## Data listing
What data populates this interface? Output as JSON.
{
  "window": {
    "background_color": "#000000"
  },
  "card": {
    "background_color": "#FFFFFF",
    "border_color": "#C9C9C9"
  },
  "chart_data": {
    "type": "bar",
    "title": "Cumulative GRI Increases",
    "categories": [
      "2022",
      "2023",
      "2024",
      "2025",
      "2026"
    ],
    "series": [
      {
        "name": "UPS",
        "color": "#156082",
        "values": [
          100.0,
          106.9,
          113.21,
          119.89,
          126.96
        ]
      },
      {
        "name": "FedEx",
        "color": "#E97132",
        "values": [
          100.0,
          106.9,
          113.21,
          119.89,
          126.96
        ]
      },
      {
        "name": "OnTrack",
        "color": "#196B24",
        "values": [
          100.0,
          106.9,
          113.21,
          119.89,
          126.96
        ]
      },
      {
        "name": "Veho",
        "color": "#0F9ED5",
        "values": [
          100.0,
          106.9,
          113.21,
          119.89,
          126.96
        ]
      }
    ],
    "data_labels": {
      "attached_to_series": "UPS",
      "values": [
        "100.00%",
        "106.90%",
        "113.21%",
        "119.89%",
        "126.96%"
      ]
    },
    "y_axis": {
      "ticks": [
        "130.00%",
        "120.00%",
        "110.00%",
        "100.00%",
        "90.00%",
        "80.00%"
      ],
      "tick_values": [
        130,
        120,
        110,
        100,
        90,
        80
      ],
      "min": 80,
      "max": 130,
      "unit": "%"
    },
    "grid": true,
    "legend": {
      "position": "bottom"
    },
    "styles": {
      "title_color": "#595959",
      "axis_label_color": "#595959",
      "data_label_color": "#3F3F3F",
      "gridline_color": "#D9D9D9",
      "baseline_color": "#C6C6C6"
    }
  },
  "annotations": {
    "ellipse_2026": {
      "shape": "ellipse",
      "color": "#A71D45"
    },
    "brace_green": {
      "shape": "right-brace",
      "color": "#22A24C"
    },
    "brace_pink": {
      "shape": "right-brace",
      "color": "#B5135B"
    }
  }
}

## Problem to work on
Restate every entry word for word.

## Written response
What data populates this interface? Output as JSON.
{
  "window": {
    "background_color": "#000000"
  },
  "card": {
    "background_color": "#FFFFFF",
    "border_color": "#C9C9C9"
  },
  "chart_data": {
    "type": "bar",
    "title": "Cumulative GRI Increases",
    "categories": [
      "2022",
      "2023",
      "2024",
      "2025",
      "2026"
    ],
    "series": [
      {
        "name": "UPS",
        "color": "#156082",
        "values": [
          100.0,
          106.9,
          113.21,
          119.89,
          126.96
        ]
      },
      {
        "name": "FedEx",
        "color": "#E97132",
        "values": [
          100.0,
          106.9,
          113.21,
          119.89,
          126.96
        ]
      },
      {
        "name": "OnTrack",
        "color": "#196B24",
        "values": [
          100.0,
          106.9,
          113.21,
          119.89,
          126.96
        ]
      },
      {
        "name": "Veho",
        "color": "#0F9ED5",
        "values": [
          100.0,
          106.9,
          113.21,
          119.89,
          126.96
        ]
      }
    ],
    "data_labels": {
      "attached_to_series": "UPS",
      "values": [
        "100.00%",
        "106.90%",
        "113.21%",
        "119.89%",
        "126.96%"
      ]
    },
    "y_axis": {
      "ticks": [
        "130.00%",
        "120.00%",
        "110.00%",
        "100.00%",
        "90.00%",
        "80.00%"
      ],
      "tick_values": [
        130,
        120,
        110,
        100,
        90,
        80
      ],
      "min": 80,
      "max": 130,
      "unit": "%"
    },
    "grid": true,
    "legend": {
      "position": "bottom"
    },
    "styles": {
      "title_color": "#595959",
      "axis_label_color": "#595959",
      "data_label_color": "#3F3F3F",
      "gridline_color": "#D9D9D9",
      "baseline_color": "#C6C6C6"
    }
  },
  "annotations": {
    "ellipse_2026": {
      "shape": "ellipse",
      "color": "#A71D45"
    },
    "brace_green": {
      "shape": "right-brace",
      "color": "#22A24C"
    },
    "brace_pink": {
      "shape": "right-brace",
      "color": "#B5135B"
    }
  }
}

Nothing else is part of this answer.